* WHAT THIS TASK INVOLVES *
Write out every single entry exactly.

* DATA LINES *
(begin)

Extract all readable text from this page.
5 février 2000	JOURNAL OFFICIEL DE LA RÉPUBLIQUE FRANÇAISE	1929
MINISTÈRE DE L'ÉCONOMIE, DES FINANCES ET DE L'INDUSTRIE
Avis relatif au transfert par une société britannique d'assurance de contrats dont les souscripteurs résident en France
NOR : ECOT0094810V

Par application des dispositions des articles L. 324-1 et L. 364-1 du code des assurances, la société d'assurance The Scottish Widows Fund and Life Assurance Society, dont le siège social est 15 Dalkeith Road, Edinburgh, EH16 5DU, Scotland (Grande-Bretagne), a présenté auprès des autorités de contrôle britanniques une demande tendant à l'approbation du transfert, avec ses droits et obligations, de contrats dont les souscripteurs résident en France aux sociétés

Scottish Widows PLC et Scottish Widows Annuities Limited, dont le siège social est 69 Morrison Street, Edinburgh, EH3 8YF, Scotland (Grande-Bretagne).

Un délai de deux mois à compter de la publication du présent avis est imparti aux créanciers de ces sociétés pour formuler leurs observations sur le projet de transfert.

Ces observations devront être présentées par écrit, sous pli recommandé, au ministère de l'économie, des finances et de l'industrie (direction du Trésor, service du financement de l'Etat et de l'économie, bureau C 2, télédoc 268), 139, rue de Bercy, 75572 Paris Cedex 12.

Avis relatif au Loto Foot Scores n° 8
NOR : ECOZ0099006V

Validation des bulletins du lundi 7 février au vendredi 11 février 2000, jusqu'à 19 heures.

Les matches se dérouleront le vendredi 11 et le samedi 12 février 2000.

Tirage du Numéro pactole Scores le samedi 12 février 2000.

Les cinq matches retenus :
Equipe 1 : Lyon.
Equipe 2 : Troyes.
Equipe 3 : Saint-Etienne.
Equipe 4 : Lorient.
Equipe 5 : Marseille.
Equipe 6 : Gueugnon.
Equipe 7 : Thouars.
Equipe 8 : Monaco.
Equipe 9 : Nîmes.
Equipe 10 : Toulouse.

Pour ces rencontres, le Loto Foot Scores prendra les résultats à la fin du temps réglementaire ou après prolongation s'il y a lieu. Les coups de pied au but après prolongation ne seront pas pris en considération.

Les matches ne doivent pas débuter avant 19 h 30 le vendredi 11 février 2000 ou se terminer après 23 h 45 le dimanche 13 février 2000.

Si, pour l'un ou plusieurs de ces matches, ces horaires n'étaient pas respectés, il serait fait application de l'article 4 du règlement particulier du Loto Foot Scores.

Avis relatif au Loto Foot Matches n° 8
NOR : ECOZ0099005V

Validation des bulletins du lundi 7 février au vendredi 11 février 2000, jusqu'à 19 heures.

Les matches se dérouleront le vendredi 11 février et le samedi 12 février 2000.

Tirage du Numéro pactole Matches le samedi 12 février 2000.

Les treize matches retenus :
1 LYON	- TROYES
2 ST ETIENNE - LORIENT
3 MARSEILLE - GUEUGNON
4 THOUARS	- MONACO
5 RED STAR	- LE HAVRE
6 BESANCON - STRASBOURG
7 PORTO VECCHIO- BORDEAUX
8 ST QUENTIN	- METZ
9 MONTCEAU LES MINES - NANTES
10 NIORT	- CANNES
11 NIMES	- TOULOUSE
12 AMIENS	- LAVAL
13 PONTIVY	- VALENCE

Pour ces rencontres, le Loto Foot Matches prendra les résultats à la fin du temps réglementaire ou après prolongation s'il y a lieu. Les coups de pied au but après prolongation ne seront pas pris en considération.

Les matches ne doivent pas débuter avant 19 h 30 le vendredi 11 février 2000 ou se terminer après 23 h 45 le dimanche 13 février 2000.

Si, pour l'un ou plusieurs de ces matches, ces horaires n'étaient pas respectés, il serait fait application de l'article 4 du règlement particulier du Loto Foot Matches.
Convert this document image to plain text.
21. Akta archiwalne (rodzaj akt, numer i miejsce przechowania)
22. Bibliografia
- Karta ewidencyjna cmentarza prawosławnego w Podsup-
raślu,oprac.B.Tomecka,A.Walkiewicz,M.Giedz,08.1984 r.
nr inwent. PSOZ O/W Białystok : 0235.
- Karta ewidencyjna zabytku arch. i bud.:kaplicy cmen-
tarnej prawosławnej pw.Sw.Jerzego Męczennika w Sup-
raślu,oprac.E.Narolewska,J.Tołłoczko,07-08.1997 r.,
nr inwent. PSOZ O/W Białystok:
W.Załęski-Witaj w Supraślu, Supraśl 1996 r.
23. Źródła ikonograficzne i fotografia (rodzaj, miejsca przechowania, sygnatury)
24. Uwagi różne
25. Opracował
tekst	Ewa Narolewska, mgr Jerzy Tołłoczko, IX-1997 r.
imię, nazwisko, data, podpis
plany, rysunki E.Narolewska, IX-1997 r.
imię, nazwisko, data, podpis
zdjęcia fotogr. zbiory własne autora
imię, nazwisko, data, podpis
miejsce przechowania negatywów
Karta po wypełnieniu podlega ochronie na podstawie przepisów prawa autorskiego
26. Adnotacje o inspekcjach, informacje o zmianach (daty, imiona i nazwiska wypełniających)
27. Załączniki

(end)

* WRITTEN ANSWER *
Extract all readable text from this page.
5 février 2000	JOURNAL OFFICIEL DE LA RÉPUBLIQUE FRANÇAISE	1929
MINISTÈRE DE L'ÉCONOMIE, DES FINANCES ET DE L'INDUSTRIE
Avis relatif au transfert par une société britannique d'assurance de contrats dont les souscripteurs résident en France
NOR : ECOT0094810V

Par application des dispositions des articles L. 324-1 et L. 364-1 du code des assurances, la société d'assurance The Scottish Widows Fund and Life Assurance Society, dont le siège social est 15 Dalkeith Road, Edinburgh, EH16 5DU, Scotland (Grande-Bretagne), a présenté auprès des autorités de contrôle britanniques une demande tendant à l'approbation du transfert, avec ses droits et obligations, de contrats dont les souscripteurs résident en France aux sociétés

Scottish Widows PLC et Scottish Widows Annuities Limited, dont le siège social est 69 Morrison Street, Edinburgh, EH3 8YF, Scotland (Grande-Bretagne).

Un délai de deux mois à compter de la publication du présent avis est imparti aux créanciers de ces sociétés pour formuler leurs observations sur le projet de transfert.

Ces observations devront être présentées par écrit, sous pli recommandé, au ministère de l'économie, des finances et de l'industrie (direction du Trésor, service du financement de l'Etat et de l'économie, bureau C 2, télédoc 268), 139, rue de Bercy, 75572 Paris Cedex 12.

Avis relatif au Loto Foot Scores n° 8
NOR : ECOZ0099006V

Validation des bulletins du lundi 7 février au vendredi 11 février 2000, jusqu'à 19 heures.

Les matches se dérouleront le vendredi 11 et le samedi 12 février 2000.

Tirage du Numéro pactole Scores le samedi 12 février 2000.

Les cinq matches retenus :
Equipe 1 : Lyon.
Equipe 2 : Troyes.
Equipe 3 : Saint-Etienne.
Equipe 4 : Lorient.
Equipe 5 : Marseille.
Equipe 6 : Gueugnon.
Equipe 7 : Thouars.
Equipe 8 : Monaco.
Equipe 9 : Nîmes.
Equipe 10 : Toulouse.

Pour ces rencontres, le Loto Foot Scores prendra les résultats à la fin du temps réglementaire ou après prolongation s'il y a lieu. Les coups de pied au but après prolongation ne seront pas pris en considération.

Les matches ne doivent pas débuter avant 19 h 30 le vendredi 11 février 2000 ou se terminer après 23 h 45 le dimanche 13 février 2000.

Si, pour l'un ou plusieurs de ces matches, ces horaires n'étaient pas respectés, il serait fait application de l'article 4 du règlement particulier du Loto Foot Scores.

Avis relatif au Loto Foot Matches n° 8
NOR : ECOZ0099005V

Validation des bulletins du lundi 7 février au vendredi 11 février 2000, jusqu'à 19 heures.

Les matches se dérouleront le vendredi 11 février et le samedi 12 février 2000.

Tirage du Numéro pactole Matches le samedi 12 février 2000.

Les treize matches retenus :
1 LYON	- TROYES
2 ST ETIENNE - LORIENT
3 MARSEILLE - GUEUGNON
4 THOUARS	- MONACO
5 RED STAR	- LE HAVRE
6 BESANCON - STRASBOURG
7 PORTO VECCHIO- BORDEAUX
8 ST QUENTIN	- METZ
9 MONTCEAU LES MINES - NANTES
10 NIORT	- CANNES
11 NIMES	- TOULOUSE
12 AMIENS	- LAVAL
13 PONTIVY	- VALENCE

Pour ces rencontres, le Loto Foot Matches prendra les résultats à la fin du temps réglementaire ou après prolongation s'il y a lieu. Les coups de pied au but après prolongation ne seront pas pris en considération.

Les matches ne doivent pas débuter avant 19 h 30 le vendredi 11 février 2000 ou se terminer après 23 h 45 le dimanche 13 février 2000.

Si, pour l'un ou plusieurs de ces matches, ces horaires n'étaient pas respectés, il serait fait application de l'article 4 du règlement particulier du Loto Foot Matches.
Convert this document image to plain text.
21. Akta archiwalne (rodzaj akt, numer i miejsce przechowania)
22. Bibliografia
- Karta ewidencyjna cmentarza prawosławnego w Podsup-
raślu,oprac.B.Tomecka,A.Walkiewicz,M.Giedz,08.1984 r.
nr inwent. PSOZ O/W Białystok : 0235.
- Karta ewidencyjna zabytku arch. i bud.:kaplicy cmen-
tarnej prawosławnej pw.Sw.Jerzego Męczennika w Sup-
raślu,oprac.E.Narolewska,J.Tołłoczko,07-08.1997 r.,
nr inwent. PSOZ O/W Białystok:
W.Załęski-Witaj w Supraślu, Supraśl 1996 r.
23. Źródła ikonograficzne i fotografia (rodzaj, miejsca przechowania, sygnatury)
24. Uwagi różne
25. Opracował
tekst	Ewa Narolewska, mgr Jerzy Tołłoczko, IX-1997 r.
imię, nazwisko, data, podpis
plany, rysunki E.Narolewska, IX-1997 r.
imię, nazwisko, data, podpis
zdjęcia fotogr. zbiory własne autora
imię, nazwisko, data, podpis
miejsce przechowania negatywów
Karta po wypełnieniu podlega ochronie na podstawie przepisów prawa autorskiego
26. Adnotacje o inspekcjach, informacje o zmianach (daty, imiona i nazwiska wypełniających)
27. Załączniki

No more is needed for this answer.